* Start Provided entries *
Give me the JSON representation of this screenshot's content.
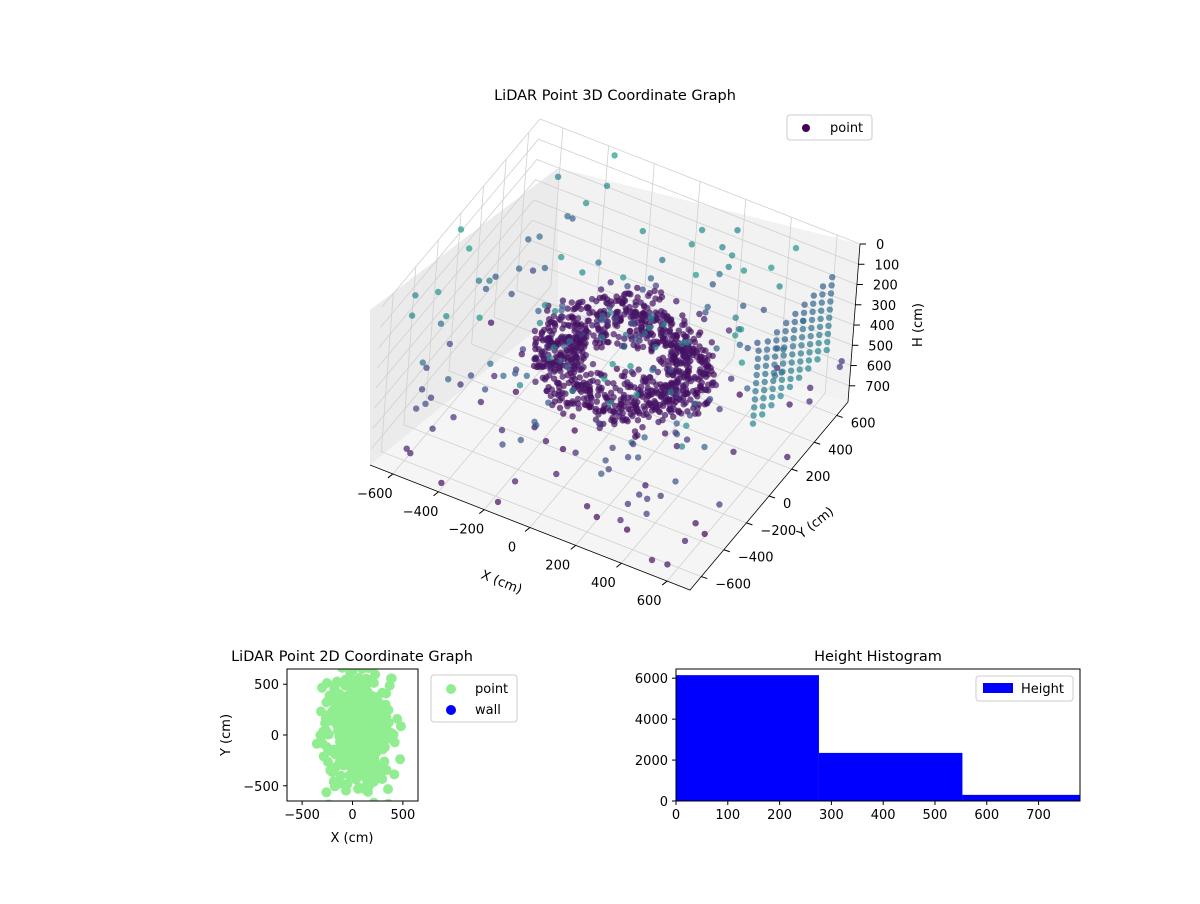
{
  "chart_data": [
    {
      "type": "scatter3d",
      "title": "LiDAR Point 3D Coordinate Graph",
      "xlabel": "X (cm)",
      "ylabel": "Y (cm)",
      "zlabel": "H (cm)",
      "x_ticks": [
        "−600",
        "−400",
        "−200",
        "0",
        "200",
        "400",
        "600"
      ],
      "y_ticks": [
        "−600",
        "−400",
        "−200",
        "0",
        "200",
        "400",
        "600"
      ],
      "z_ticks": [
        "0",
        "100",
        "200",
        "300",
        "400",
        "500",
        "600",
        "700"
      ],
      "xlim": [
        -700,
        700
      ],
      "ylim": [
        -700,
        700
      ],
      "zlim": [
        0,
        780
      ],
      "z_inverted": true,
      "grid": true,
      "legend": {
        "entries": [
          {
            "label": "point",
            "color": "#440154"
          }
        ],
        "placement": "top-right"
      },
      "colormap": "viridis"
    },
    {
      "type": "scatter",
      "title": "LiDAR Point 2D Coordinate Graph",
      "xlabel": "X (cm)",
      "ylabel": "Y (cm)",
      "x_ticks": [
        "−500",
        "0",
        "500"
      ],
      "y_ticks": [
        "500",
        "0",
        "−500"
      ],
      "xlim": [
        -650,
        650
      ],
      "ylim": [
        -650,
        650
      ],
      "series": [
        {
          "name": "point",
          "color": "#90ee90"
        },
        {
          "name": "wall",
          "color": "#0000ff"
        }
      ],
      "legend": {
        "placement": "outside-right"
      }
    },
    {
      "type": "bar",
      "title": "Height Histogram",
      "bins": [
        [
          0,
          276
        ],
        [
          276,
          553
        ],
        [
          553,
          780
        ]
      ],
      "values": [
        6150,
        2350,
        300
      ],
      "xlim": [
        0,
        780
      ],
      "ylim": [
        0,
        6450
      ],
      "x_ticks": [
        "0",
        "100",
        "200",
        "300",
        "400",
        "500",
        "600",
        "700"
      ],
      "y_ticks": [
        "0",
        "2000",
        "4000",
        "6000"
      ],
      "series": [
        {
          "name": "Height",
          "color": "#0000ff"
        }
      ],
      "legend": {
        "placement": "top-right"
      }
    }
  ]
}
* End Provided entries *
Go through the data above and transcribe it in full, omitting any image.

Give me the JSON representation of this screenshot's content.
{
  "chart_data": [
    {
      "type": "scatter3d",
      "title": "LiDAR Point 3D Coordinate Graph",
      "xlabel": "X (cm)",
      "ylabel": "Y (cm)",
      "zlabel": "H (cm)",
      "x_ticks": [
        "−600",
        "−400",
        "−200",
        "0",
        "200",
        "400",
        "600"
      ],
      "y_ticks": [
        "−600",
        "−400",
        "−200",
        "0",
        "200",
        "400",
        "600"
      ],
      "z_ticks": [
        "0",
        "100",
        "200",
        "300",
        "400",
        "500",
        "600",
        "700"
      ],
      "xlim": [
        -700,
        700
      ],
      "ylim": [
        -700,
        700
      ],
      "zlim": [
        0,
        780
      ],
      "z_inverted": true,
      "grid": true,
      "legend": {
        "entries": [
          {
            "label": "point",
            "color": "#440154"
          }
        ],
        "placement": "top-right"
      },
      "colormap": "viridis"
    },
    {
      "type": "scatter",
      "title": "LiDAR Point 2D Coordinate Graph",
      "xlabel": "X (cm)",
      "ylabel": "Y (cm)",
      "x_ticks": [
        "−500",
        "0",
        "500"
      ],
      "y_ticks": [
        "500",
        "0",
        "−500"
      ],
      "xlim": [
        -650,
        650
      ],
      "ylim": [
        -650,
        650
      ],
      "series": [
        {
          "name": "point",
          "color": "#90ee90"
        },
        {
          "name": "wall",
          "color": "#0000ff"
        }
      ],
      "legend": {
        "placement": "outside-right"
      }
    },
    {
      "type": "bar",
      "title": "Height Histogram",
      "bins": [
        [
          0,
          276
        ],
        [
          276,
          553
        ],
        [
          553,
          780
        ]
      ],
      "values": [
        6150,
        2350,
        300
      ],
      "xlim": [
        0,
        780
      ],
      "ylim": [
        0,
        6450
      ],
      "x_ticks": [
        "0",
        "100",
        "200",
        "300",
        "400",
        "500",
        "600",
        "700"
      ],
      "y_ticks": [
        "0",
        "2000",
        "4000",
        "6000"
      ],
      "series": [
        {
          "name": "Height",
          "color": "#0000ff"
        }
      ],
      "legend": {
        "placement": "top-right"
      }
    }
  ]
}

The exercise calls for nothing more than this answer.